### Task objective:
Quote, without any change, the line that contains "Read this page and output its text content." and all lines that follow it to the end of the data below.

------ Supplied data

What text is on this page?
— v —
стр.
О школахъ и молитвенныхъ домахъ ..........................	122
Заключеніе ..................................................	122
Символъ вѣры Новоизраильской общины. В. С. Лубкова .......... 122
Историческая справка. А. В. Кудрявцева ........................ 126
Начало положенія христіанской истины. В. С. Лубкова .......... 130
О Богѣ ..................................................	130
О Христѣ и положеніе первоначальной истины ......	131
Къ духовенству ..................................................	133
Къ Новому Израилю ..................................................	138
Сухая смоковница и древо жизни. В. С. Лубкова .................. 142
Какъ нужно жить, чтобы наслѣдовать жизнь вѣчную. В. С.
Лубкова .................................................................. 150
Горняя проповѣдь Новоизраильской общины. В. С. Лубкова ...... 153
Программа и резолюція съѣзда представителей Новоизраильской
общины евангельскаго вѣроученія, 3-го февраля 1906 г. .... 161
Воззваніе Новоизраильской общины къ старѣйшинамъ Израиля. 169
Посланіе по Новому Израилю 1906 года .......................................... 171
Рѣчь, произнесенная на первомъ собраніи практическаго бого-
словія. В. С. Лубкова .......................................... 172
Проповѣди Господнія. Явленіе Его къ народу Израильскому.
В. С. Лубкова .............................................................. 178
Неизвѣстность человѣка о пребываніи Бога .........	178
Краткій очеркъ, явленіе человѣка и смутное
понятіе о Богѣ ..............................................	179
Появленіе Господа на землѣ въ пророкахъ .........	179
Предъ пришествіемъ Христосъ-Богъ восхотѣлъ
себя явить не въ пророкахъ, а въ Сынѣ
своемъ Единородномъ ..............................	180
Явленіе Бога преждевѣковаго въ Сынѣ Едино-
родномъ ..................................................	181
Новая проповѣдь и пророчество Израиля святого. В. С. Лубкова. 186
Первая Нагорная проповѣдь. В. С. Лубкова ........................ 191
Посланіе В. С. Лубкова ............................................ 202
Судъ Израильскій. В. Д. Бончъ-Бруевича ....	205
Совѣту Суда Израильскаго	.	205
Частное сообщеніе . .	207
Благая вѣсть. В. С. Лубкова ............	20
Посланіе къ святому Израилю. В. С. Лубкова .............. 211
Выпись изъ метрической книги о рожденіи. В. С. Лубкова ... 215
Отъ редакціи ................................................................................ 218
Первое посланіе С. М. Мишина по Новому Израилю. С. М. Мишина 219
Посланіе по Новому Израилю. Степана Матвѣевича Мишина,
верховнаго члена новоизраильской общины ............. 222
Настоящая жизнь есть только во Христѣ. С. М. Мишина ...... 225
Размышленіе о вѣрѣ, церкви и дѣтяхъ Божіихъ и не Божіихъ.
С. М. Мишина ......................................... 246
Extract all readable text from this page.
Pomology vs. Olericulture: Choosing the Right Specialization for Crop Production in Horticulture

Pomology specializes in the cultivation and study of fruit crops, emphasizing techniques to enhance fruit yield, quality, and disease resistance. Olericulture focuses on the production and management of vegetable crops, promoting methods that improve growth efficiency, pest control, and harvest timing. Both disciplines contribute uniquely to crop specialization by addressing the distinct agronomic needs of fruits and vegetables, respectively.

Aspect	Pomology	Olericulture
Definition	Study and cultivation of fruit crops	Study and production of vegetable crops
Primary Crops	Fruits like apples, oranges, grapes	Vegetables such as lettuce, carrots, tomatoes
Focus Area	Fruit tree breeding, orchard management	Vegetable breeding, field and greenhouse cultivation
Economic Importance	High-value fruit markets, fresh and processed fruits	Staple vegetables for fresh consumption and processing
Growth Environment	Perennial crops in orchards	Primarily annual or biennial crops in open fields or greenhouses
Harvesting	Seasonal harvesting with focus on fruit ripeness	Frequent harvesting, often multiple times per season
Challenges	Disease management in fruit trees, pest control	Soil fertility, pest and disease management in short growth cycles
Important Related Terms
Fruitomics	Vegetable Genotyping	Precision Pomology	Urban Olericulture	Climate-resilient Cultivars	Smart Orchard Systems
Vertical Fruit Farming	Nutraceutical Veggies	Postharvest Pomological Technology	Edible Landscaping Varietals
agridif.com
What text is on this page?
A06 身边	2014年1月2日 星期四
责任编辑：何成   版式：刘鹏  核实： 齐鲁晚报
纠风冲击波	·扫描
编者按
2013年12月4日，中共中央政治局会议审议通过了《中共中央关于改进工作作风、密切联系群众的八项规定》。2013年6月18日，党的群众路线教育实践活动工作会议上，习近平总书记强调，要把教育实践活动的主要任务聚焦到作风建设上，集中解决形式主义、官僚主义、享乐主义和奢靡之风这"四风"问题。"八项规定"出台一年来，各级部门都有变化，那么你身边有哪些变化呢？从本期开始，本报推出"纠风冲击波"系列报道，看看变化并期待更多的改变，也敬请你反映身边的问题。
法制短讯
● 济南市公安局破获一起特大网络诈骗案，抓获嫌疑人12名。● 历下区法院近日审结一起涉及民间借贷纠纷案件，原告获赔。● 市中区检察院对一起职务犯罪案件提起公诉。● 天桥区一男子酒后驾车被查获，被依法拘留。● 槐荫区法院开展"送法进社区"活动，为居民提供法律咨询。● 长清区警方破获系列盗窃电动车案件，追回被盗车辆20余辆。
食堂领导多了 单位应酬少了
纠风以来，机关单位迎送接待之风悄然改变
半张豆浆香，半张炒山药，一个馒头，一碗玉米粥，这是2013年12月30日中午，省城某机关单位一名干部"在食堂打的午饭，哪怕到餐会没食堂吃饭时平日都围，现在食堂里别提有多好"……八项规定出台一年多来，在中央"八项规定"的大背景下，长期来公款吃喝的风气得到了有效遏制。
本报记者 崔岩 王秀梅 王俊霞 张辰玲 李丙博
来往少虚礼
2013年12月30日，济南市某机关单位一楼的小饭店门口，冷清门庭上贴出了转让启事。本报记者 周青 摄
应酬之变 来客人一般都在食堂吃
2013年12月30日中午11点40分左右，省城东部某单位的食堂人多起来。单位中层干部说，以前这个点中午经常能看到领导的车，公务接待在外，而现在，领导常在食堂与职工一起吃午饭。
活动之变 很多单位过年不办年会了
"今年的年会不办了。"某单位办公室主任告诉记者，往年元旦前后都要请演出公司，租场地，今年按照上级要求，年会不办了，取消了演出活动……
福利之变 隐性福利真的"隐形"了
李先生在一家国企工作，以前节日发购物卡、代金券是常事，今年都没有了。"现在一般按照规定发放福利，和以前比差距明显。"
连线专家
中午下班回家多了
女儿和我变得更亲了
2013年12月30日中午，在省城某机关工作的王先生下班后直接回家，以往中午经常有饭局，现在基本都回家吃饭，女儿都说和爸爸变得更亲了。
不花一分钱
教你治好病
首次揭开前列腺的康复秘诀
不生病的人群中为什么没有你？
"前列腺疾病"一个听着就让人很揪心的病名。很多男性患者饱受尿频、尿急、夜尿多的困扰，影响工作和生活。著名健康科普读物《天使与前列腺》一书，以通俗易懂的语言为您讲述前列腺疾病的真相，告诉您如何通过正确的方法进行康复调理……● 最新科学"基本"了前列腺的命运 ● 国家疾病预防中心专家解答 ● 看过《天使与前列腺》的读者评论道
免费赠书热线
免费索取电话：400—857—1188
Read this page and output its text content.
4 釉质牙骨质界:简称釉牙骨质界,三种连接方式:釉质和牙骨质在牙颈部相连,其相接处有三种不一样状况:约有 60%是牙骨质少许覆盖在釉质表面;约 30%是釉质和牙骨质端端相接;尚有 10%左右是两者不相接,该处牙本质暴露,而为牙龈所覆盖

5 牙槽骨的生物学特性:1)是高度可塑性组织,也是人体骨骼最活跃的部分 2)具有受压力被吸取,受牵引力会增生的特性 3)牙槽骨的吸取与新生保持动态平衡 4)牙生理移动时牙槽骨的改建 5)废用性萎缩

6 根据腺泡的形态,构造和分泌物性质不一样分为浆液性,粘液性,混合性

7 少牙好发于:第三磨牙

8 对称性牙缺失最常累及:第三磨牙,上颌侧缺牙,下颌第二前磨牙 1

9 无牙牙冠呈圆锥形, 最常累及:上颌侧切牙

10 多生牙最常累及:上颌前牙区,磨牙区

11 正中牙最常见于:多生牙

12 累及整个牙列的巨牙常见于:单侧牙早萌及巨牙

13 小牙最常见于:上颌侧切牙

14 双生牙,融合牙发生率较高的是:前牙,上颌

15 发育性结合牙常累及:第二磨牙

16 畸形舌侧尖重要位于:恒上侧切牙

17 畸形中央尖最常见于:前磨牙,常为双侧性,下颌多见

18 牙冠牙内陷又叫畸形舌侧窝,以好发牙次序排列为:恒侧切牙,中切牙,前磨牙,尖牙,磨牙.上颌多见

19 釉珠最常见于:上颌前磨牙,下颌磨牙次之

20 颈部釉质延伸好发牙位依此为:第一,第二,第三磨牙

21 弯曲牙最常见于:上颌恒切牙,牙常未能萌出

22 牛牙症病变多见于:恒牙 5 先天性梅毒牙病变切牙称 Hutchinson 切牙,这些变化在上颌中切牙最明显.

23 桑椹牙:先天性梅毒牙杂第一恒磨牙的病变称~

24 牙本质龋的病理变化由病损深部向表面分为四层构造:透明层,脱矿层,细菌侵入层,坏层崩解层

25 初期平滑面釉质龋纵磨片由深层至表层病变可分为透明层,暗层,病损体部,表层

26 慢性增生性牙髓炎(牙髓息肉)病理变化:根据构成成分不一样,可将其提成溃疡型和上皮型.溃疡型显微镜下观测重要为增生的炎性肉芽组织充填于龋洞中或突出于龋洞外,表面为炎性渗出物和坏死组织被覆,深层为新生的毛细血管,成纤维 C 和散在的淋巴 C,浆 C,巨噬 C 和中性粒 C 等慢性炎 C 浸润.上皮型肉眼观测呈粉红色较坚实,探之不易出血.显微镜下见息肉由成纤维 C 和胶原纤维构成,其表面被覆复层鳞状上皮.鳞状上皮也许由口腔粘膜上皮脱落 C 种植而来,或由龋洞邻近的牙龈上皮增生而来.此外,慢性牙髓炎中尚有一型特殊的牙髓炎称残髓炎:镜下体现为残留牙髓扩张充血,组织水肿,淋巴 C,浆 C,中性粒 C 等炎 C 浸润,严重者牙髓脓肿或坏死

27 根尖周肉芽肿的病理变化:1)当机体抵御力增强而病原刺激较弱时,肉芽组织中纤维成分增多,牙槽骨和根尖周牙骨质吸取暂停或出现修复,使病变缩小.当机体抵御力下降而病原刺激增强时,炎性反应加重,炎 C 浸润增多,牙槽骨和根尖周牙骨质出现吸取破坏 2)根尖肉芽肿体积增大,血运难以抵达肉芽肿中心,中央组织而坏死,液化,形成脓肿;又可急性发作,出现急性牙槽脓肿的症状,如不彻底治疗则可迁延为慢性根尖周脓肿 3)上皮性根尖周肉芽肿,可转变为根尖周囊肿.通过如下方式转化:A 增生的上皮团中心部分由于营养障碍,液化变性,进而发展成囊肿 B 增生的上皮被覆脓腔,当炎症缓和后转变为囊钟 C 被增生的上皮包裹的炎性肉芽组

------------

### Answer in full:
Read this page and output its text content.
4 釉质牙骨质界:简称釉牙骨质界,三种连接方式:釉质和牙骨质在牙颈部相连,其相接处有三种不一样状况:约有 60%是牙骨质少许覆盖在釉质表面;约 30%是釉质和牙骨质端端相接;尚有 10%左右是两者不相接,该处牙本质暴露,而为牙龈所覆盖

5 牙槽骨的生物学特性:1)是高度可塑性组织,也是人体骨骼最活跃的部分 2)具有受压力被吸取,受牵引力会增生的特性 3)牙槽骨的吸取与新生保持动态平衡 4)牙生理移动时牙槽骨的改建 5)废用性萎缩

6 根据腺泡的形态,构造和分泌物性质不一样分为浆液性,粘液性,混合性

7 少牙好发于:第三磨牙

8 对称性牙缺失最常累及:第三磨牙,上颌侧缺牙,下颌第二前磨牙 1

9 无牙牙冠呈圆锥形, 最常累及:上颌侧切牙

10 多生牙最常累及:上颌前牙区,磨牙区

11 正中牙最常见于:多生牙

12 累及整个牙列的巨牙常见于:单侧牙早萌及巨牙

13 小牙最常见于:上颌侧切牙

14 双生牙,融合牙发生率较高的是:前牙,上颌

15 发育性结合牙常累及:第二磨牙

16 畸形舌侧尖重要位于:恒上侧切牙

17 畸形中央尖最常见于:前磨牙,常为双侧性,下颌多见

18 牙冠牙内陷又叫畸形舌侧窝,以好发牙次序排列为:恒侧切牙,中切牙,前磨牙,尖牙,磨牙.上颌多见

19 釉珠最常见于:上颌前磨牙,下颌磨牙次之

20 颈部釉质延伸好发牙位依此为:第一,第二,第三磨牙

21 弯曲牙最常见于:上颌恒切牙,牙常未能萌出

22 牛牙症病变多见于:恒牙 5 先天性梅毒牙病变切牙称 Hutchinson 切牙,这些变化在上颌中切牙最明显.

23 桑椹牙:先天性梅毒牙杂第一恒磨牙的病变称~

24 牙本质龋的病理变化由病损深部向表面分为四层构造:透明层,脱矿层,细菌侵入层,坏层崩解层

25 初期平滑面釉质龋纵磨片由深层至表层病变可分为透明层,暗层,病损体部,表层

26 慢性增生性牙髓炎(牙髓息肉)病理变化:根据构成成分不一样,可将其提成溃疡型和上皮型.溃疡型显微镜下观测重要为增生的炎性肉芽组织充填于龋洞中或突出于龋洞外,表面为炎性渗出物和坏死组织被覆,深层为新生的毛细血管,成纤维 C 和散在的淋巴 C,浆 C,巨噬 C 和中性粒 C 等慢性炎 C 浸润.上皮型肉眼观测呈粉红色较坚实,探之不易出血.显微镜下见息肉由成纤维 C 和胶原纤维构成,其表面被覆复层鳞状上皮.鳞状上皮也许由口腔粘膜上皮脱落 C 种植而来,或由龋洞邻近的牙龈上皮增生而来.此外,慢性牙髓炎中尚有一型特殊的牙髓炎称残髓炎:镜下体现为残留牙髓扩张充血,组织水肿,淋巴 C,浆 C,中性粒 C 等炎 C 浸润,严重者牙髓脓肿或坏死

27 根尖周肉芽肿的病理变化:1)当机体抵御力增强而病原刺激较弱时,肉芽组织中纤维成分增多,牙槽骨和根尖周牙骨质吸取暂停或出现修复,使病变缩小.当机体抵御力下降而病原刺激增强时,炎性反应加重,炎 C 浸润增多,牙槽骨和根尖周牙骨质出现吸取破坏 2)根尖肉芽肿体积增大,血运难以抵达肉芽肿中心,中央组织而坏死,液化,形成脓肿;又可急性发作,出现急性牙槽脓肿的症状,如不彻底治疗则可迁延为慢性根尖周脓肿 3)上皮性根尖周肉芽肿,可转变为根尖周囊肿.通过如下方式转化:A 增生的上皮团中心部分由于营养障碍,液化变性,进而发展成囊肿 B 增生的上皮被覆脓腔,当炎症缓和后转变为囊钟 C 被增生的上皮包裹的炎性肉芽组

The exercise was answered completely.